- **Goal**
Below are some records; reproduce every one of them exactly.

------------------------

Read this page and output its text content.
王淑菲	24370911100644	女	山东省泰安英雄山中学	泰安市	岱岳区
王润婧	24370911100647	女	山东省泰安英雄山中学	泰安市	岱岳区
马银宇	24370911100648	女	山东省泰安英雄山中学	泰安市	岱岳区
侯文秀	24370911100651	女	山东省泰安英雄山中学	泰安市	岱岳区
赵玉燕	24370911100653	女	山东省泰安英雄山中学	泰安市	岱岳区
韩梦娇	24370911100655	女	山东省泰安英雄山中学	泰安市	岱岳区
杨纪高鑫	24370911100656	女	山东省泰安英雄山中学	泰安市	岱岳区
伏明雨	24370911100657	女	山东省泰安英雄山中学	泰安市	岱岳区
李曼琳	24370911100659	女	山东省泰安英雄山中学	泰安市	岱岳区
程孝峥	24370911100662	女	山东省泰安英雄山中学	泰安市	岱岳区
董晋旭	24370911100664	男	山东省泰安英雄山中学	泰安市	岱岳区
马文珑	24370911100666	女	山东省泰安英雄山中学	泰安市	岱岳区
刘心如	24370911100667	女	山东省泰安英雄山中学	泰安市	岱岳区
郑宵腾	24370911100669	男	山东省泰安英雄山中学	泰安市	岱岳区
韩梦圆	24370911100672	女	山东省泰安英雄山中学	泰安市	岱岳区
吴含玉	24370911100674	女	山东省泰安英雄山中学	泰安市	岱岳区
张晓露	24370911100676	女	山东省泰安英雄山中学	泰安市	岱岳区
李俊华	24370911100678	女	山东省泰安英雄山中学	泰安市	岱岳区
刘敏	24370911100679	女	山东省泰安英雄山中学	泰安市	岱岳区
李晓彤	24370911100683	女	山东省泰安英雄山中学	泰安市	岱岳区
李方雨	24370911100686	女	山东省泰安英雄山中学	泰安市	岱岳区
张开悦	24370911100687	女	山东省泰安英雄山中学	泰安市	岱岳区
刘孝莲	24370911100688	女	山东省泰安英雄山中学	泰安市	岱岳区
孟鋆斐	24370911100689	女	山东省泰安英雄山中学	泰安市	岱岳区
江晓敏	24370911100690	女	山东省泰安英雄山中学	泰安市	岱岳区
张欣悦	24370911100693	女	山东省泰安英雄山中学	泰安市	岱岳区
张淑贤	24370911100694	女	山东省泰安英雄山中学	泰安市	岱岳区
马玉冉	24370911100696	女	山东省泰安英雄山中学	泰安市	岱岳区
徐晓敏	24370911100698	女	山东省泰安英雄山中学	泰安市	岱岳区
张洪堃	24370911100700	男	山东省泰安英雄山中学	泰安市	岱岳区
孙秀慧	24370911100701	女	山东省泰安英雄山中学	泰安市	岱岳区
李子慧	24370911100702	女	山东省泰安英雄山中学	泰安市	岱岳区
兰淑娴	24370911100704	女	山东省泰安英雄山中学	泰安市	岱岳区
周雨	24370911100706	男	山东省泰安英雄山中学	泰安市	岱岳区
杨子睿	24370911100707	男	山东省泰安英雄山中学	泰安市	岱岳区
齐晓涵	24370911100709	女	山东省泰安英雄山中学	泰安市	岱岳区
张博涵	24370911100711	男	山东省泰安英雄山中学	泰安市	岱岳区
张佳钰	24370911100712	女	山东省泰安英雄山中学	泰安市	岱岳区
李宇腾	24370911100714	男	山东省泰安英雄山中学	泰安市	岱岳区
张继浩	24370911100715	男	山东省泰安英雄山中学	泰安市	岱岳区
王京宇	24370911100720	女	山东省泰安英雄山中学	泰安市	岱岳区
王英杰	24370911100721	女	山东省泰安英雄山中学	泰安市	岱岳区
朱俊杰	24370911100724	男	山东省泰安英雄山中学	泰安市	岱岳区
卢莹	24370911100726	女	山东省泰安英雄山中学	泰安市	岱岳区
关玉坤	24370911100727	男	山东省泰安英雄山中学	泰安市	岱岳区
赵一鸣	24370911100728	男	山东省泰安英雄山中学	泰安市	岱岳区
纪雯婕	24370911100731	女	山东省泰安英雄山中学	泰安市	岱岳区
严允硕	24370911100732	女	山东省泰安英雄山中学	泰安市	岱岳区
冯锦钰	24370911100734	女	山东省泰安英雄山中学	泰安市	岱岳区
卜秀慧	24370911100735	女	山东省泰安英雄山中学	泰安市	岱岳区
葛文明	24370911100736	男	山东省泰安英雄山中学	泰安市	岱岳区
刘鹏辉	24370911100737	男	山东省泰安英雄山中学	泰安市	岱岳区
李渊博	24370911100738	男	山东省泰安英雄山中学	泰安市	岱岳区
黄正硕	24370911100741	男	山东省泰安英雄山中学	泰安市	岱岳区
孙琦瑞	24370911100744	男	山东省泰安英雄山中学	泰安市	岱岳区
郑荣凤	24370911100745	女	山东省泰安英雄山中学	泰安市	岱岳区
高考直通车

------------------------

- **Task solution**
Read this page and output its text content.
王淑菲	24370911100644	女	山东省泰安英雄山中学	泰安市	岱岳区
王润婧	24370911100647	女	山东省泰安英雄山中学	泰安市	岱岳区
马银宇	24370911100648	女	山东省泰安英雄山中学	泰安市	岱岳区
侯文秀	24370911100651	女	山东省泰安英雄山中学	泰安市	岱岳区
赵玉燕	24370911100653	女	山东省泰安英雄山中学	泰安市	岱岳区
韩梦娇	24370911100655	女	山东省泰安英雄山中学	泰安市	岱岳区
杨纪高鑫	24370911100656	女	山东省泰安英雄山中学	泰安市	岱岳区
伏明雨	24370911100657	女	山东省泰安英雄山中学	泰安市	岱岳区
李曼琳	24370911100659	女	山东省泰安英雄山中学	泰安市	岱岳区
程孝峥	24370911100662	女	山东省泰安英雄山中学	泰安市	岱岳区
董晋旭	24370911100664	男	山东省泰安英雄山中学	泰安市	岱岳区
马文珑	24370911100666	女	山东省泰安英雄山中学	泰安市	岱岳区
刘心如	24370911100667	女	山东省泰安英雄山中学	泰安市	岱岳区
郑宵腾	24370911100669	男	山东省泰安英雄山中学	泰安市	岱岳区
韩梦圆	24370911100672	女	山东省泰安英雄山中学	泰安市	岱岳区
吴含玉	24370911100674	女	山东省泰安英雄山中学	泰安市	岱岳区
张晓露	24370911100676	女	山东省泰安英雄山中学	泰安市	岱岳区
李俊华	24370911100678	女	山东省泰安英雄山中学	泰安市	岱岳区
刘敏	24370911100679	女	山东省泰安英雄山中学	泰安市	岱岳区
李晓彤	24370911100683	女	山东省泰安英雄山中学	泰安市	岱岳区
李方雨	24370911100686	女	山东省泰安英雄山中学	泰安市	岱岳区
张开悦	24370911100687	女	山东省泰安英雄山中学	泰安市	岱岳区
刘孝莲	24370911100688	女	山东省泰安英雄山中学	泰安市	岱岳区
孟鋆斐	24370911100689	女	山东省泰安英雄山中学	泰安市	岱岳区
江晓敏	24370911100690	女	山东省泰安英雄山中学	泰安市	岱岳区
张欣悦	24370911100693	女	山东省泰安英雄山中学	泰安市	岱岳区
张淑贤	24370911100694	女	山东省泰安英雄山中学	泰安市	岱岳区
马玉冉	24370911100696	女	山东省泰安英雄山中学	泰安市	岱岳区
徐晓敏	24370911100698	女	山东省泰安英雄山中学	泰安市	岱岳区
张洪堃	24370911100700	男	山东省泰安英雄山中学	泰安市	岱岳区
孙秀慧	24370911100701	女	山东省泰安英雄山中学	泰安市	岱岳区
李子慧	24370911100702	女	山东省泰安英雄山中学	泰安市	岱岳区
兰淑娴	24370911100704	女	山东省泰安英雄山中学	泰安市	岱岳区
周雨	24370911100706	男	山东省泰安英雄山中学	泰安市	岱岳区
杨子睿	24370911100707	男	山东省泰安英雄山中学	泰安市	岱岳区
齐晓涵	24370911100709	女	山东省泰安英雄山中学	泰安市	岱岳区
张博涵	24370911100711	男	山东省泰安英雄山中学	泰安市	岱岳区
张佳钰	24370911100712	女	山东省泰安英雄山中学	泰安市	岱岳区
李宇腾	24370911100714	男	山东省泰安英雄山中学	泰安市	岱岳区
张继浩	24370911100715	男	山东省泰安英雄山中学	泰安市	岱岳区
王京宇	24370911100720	女	山东省泰安英雄山中学	泰安市	岱岳区
王英杰	24370911100721	女	山东省泰安英雄山中学	泰安市	岱岳区
朱俊杰	24370911100724	男	山东省泰安英雄山中学	泰安市	岱岳区
卢莹	24370911100726	女	山东省泰安英雄山中学	泰安市	岱岳区
关玉坤	24370911100727	男	山东省泰安英雄山中学	泰安市	岱岳区
赵一鸣	24370911100728	男	山东省泰安英雄山中学	泰安市	岱岳区
纪雯婕	24370911100731	女	山东省泰安英雄山中学	泰安市	岱岳区
严允硕	24370911100732	女	山东省泰安英雄山中学	泰安市	岱岳区
冯锦钰	24370911100734	女	山东省泰安英雄山中学	泰安市	岱岳区
卜秀慧	24370911100735	女	山东省泰安英雄山中学	泰安市	岱岳区
葛文明	24370911100736	男	山东省泰安英雄山中学	泰安市	岱岳区
刘鹏辉	24370911100737	男	山东省泰安英雄山中学	泰安市	岱岳区
李渊博	24370911100738	男	山东省泰安英雄山中学	泰安市	岱岳区
黄正硕	24370911100741	男	山东省泰安英雄山中学	泰安市	岱岳区
孙琦瑞	24370911100744	男	山东省泰安英雄山中学	泰安市	岱岳区
郑荣凤	24370911100745	女	山东省泰安英雄山中学	泰安市	岱岳区
高考直通车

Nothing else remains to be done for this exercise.